**Tujuan tugas a**
Tentukan apakah setiap pernyataan berikut sesuai dengan teks tentang konflik di Afrika. Jawab ya atau tidak, lalu kutip kata-kata teks yang menentukan jawaban itu persis seperti dalam teks.
(i) Mayoritas negara di Afrika merdeka hanya karena memenuhi juridicial sovereignty.
(ii) Menurut teks, juridicial sovereignty menjadi yang utama dalam berdirinya negara.
(iii) Pemimpin Zaire disebut sebagai contoh pemimpin yang tidak bisa mempertahankan negaranya dari keadaan kacau.

**Kutipan teks**
:::
Konflik sering kali diidentikkan dengan Afrika. Baik konflik domestik berupa perang saudara atau konflik interstate sering menjadi problematika Afrika sejak jaman post-kolonialisme hingga kontemporer. Jika ditinjau dari narasi historisnya, mayoritas negara di Afrika adalah bekas jajahan negara-negara Eropa seperti Perancis, Inggris, dan Italia. Setelah perang dunia II berakhir, negara-negara Afrika mulai memerdekakan diri. Namun ada hal distinct terkait dengan kemerdekaan negara-negara Afrika. Umumnya, syarat sebagai sebuah negara untuk merdeka adalah harus memenuhi kriteria empirical sovereignty (kemampuan untuk mengelola pemerintahan dan rakyat) dan juridicial sovereignty (pengakuan legitimasi dari negara lain dalam sistem internasional). Empirical sovereignty menjadi yang utama dalam berdirinya negara. Sedangkan yang terjadi di Afrika adalah mayoritas negara di Afrika justru merdeka hanya karena memenuhi juridicial sovereignty tanpa adanya kejelasan dalam empirical sovereignty (Buzan, 2007). Inilah yang menjadi alasan mendasar mengapa negara-negara Afrika gagal menjalankan fungsi utamanya sebagai sebuah negara dalam memberikan pelayanan dan menjamin keamanan rakyatnya hingga disebut sebagai weak state bahkan failed-state.

Kegagalan negara-negara Afrika dalam memenuhi kewajibannya sebagai sebuah negara dalam memberikan pelayanan dan keamanan bagi negara dapat ditunjukkan dari banyaknya konflik yang tidak bisa dikelola dengan baik. Konflik tersebut kemudian menjadi sebuah persepsi keamanan di Afrika. Persepsi keamanan dapat ditinjau dari level domestik, regional, interregional, maupun global. Dalam level domestik, akar dari masalah keamanan adalah kembali pada ketidakmampuan negara dalam menggunakan instrumen atau aparat negara untuk melindungi rakyat dan teritorinya. Ini dikarenakan oleh pemimpin negara Afrika mewarisi rezim warlordisme yang justru hanya digunakan untuk memenuhi kepentingannya saja tanpa melakukan tugasnya sebagai pemimpin negara yaitu mengembangkan birokrasi dan pelayanan sesuai dengan kepentingan masyarakat (Buzan, 2007). Hal ini membuat negara memiliki kontrol yang sangat lemah. Contohnya adalah pemimpin Zaire yang tidak bisa mempertahankan negaranya dari keadaan yang kacau. Masalah level domestik lain adalah rival non-state yang sangat signifikan pengaruhnya. Aktor ini bisa dilihat sebagai kelompok orang yang terorganisir dalam sebuah kota dan mendapat dukungan dari masyarakat yang terkadang memposisikan diri layaknya “negara” ketika bersaing dengan negara induknya (Buzan, 2007). Rivalitas tersebut terjadi dalam hal perdagangan dan penguasaan sumber daya alam serta pengaruh politik dalam pemerintahan. UNITA, SPLA, LRA, dll. Tidak heran jika kemudian sering terjadi perang saudara di dalam suatu negara di Afrika.
:::
**Tujuan tugas b**
Temukan setiap baris dalam entri yang memuat kata "name" (kata ini adalah sebuah nama), lalu salin baris-baris itu. Huruf besar dan huruf kecil dibedakan.
:::
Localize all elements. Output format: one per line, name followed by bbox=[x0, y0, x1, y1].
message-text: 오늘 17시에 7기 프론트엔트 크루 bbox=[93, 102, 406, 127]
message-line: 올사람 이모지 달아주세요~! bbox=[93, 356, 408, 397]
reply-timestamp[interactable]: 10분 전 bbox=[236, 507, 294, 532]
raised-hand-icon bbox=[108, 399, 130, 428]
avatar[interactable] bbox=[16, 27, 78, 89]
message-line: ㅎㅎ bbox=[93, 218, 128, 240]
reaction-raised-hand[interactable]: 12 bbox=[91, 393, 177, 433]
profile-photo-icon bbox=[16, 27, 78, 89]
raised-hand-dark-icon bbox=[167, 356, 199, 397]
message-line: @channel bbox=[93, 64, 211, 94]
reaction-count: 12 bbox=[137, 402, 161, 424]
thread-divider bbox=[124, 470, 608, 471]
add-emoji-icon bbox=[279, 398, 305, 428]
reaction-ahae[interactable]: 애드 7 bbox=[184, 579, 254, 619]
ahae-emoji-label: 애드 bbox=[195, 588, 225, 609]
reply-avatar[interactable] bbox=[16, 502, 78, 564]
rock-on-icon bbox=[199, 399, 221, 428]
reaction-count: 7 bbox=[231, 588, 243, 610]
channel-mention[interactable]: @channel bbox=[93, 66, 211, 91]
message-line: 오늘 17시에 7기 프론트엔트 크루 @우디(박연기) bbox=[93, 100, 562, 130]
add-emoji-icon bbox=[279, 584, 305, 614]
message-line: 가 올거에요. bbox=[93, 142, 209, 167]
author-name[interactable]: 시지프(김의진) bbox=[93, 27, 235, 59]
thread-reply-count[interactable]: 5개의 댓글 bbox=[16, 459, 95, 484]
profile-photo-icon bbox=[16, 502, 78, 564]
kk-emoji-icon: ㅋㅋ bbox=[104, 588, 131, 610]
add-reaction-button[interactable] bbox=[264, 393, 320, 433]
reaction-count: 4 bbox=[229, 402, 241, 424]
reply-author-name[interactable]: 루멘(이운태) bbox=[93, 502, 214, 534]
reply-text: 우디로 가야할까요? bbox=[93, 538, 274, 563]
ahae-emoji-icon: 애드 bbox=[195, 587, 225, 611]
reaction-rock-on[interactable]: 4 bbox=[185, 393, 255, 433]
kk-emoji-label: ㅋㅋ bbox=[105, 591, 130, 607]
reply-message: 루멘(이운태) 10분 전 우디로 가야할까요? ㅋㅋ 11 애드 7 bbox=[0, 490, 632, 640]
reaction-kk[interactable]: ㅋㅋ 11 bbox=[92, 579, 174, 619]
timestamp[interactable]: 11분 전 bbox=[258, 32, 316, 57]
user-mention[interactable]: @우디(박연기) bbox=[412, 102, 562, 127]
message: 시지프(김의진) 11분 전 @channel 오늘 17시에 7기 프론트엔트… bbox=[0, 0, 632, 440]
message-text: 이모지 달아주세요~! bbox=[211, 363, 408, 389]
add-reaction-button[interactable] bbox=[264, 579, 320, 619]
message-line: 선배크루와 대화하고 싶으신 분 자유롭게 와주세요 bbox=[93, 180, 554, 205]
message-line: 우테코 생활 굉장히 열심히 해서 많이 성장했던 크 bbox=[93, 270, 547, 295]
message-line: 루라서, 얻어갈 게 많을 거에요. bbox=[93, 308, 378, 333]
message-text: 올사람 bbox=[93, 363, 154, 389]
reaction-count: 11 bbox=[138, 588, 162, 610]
:::
**Jawaban lengkap a**
(i) Ya: "mayoritas negara di Afrika justru merdeka hanya karena memenuhi juridicial sovereignty tanpa adanya kejelasan dalam empirical sovereignty"
(ii) Tidak: "Empirical sovereignty menjadi yang utama dalam berdirinya negara."
(iii) Ya: "Contohnya adalah pemimpin Zaire yang tidak bisa mempertahankan negaranya dari keadaan yang kacau."

**Jawaban lengkap b**
Localize all elements. Output format: one per line, name followed by bbox=[x0, y0, x1, y1].
author-name[interactable]: 시지프(김의진) bbox=[93, 27, 235, 59]
reply-author-name[interactable]: 루멘(이운태) bbox=[93, 502, 214, 534]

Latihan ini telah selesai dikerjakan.